Stated task: The listing below should be written out exactly; please include all of it.

Exercise data:

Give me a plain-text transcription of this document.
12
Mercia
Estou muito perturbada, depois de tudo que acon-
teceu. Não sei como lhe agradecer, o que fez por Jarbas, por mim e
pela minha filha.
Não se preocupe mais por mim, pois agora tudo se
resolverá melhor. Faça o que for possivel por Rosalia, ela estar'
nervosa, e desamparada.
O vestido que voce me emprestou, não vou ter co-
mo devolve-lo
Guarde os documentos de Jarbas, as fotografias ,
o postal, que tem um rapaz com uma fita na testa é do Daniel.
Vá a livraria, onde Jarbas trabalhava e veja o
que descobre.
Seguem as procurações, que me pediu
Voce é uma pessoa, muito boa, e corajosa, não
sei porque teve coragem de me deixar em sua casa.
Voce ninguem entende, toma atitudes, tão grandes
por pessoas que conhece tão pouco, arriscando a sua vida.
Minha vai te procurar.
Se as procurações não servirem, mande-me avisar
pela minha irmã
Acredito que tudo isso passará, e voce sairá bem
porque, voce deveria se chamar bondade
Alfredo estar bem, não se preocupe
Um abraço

Exercise response:
Give me a plain-text transcription of this document.
12
Mercia
Estou muito perturbada, depois de tudo que acon-
teceu. Não sei como lhe agradecer, o que fez por Jarbas, por mim e
pela minha filha.
Não se preocupe mais por mim, pois agora tudo se
resolverá melhor. Faça o que for possivel por Rosalia, ela estar'
nervosa, e desamparada.
O vestido que voce me emprestou, não vou ter co-
mo devolve-lo
Guarde os documentos de Jarbas, as fotografias ,
o postal, que tem um rapaz com uma fita na testa é do Daniel.
Vá a livraria, onde Jarbas trabalhava e veja o
que descobre.
Seguem as procurações, que me pediu
Voce é uma pessoa, muito boa, e corajosa, não
sei porque teve coragem de me deixar em sua casa.
Voce ninguem entende, toma atitudes, tão grandes
por pessoas que conhece tão pouco, arriscando a sua vida.
Minha vai te procurar.
Se as procurações não servirem, mande-me avisar
pela minha irmã
Acredito que tudo isso passará, e voce sairá bem
porque, voce deveria se chamar bondade
Alfredo estar bem, não se preocupe
Um abraço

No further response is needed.